• Rows:
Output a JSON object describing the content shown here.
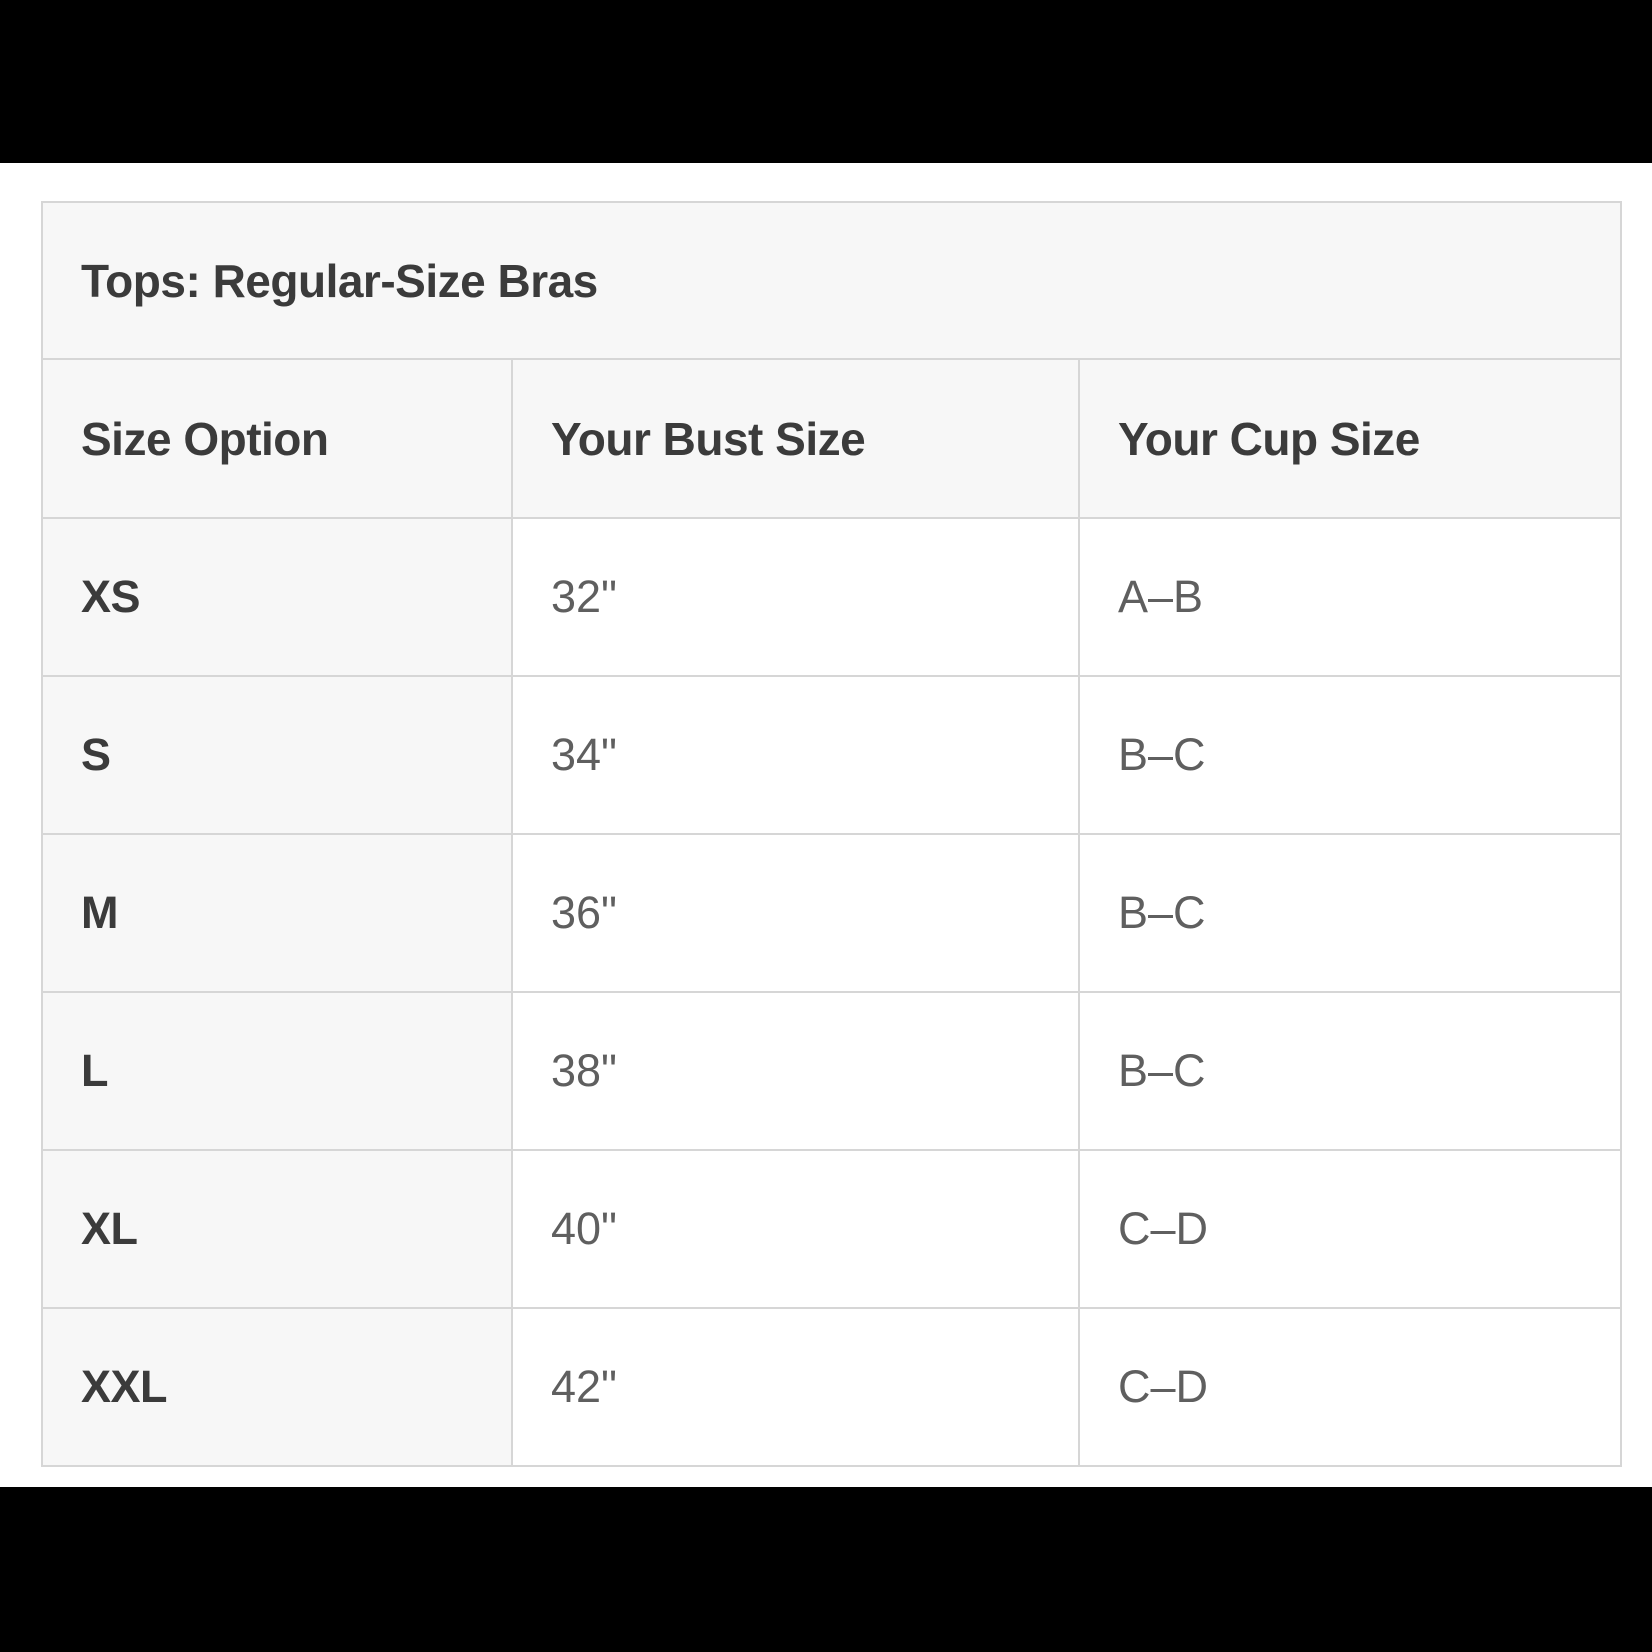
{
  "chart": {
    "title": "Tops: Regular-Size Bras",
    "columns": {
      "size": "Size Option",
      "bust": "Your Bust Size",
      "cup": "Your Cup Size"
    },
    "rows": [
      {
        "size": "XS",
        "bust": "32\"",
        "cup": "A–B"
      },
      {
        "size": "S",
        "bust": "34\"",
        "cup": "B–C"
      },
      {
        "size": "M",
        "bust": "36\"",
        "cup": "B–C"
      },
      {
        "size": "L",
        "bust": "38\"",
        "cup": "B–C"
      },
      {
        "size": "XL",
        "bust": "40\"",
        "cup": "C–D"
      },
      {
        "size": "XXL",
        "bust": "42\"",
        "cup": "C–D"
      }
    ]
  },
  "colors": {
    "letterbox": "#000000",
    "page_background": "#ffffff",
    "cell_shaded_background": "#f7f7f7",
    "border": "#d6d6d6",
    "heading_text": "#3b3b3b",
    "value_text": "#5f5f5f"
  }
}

• Given problem: Reproduce each record from above exactly; pictures do not belong in the copy.

• Exercise result:
Output a JSON object describing the content shown here.
{
  "chart": {
    "title": "Tops: Regular-Size Bras",
    "columns": {
      "size": "Size Option",
      "bust": "Your Bust Size",
      "cup": "Your Cup Size"
    },
    "rows": [
      {
        "size": "XS",
        "bust": "32\"",
        "cup": "A–B"
      },
      {
        "size": "S",
        "bust": "34\"",
        "cup": "B–C"
      },
      {
        "size": "M",
        "bust": "36\"",
        "cup": "B–C"
      },
      {
        "size": "L",
        "bust": "38\"",
        "cup": "B–C"
      },
      {
        "size": "XL",
        "bust": "40\"",
        "cup": "C–D"
      },
      {
        "size": "XXL",
        "bust": "42\"",
        "cup": "C–D"
      }
    ]
  },
  "colors": {
    "letterbox": "#000000",
    "page_background": "#ffffff",
    "cell_shaded_background": "#f7f7f7",
    "border": "#d6d6d6",
    "heading_text": "#3b3b3b",
    "value_text": "#5f5f5f"
  }
}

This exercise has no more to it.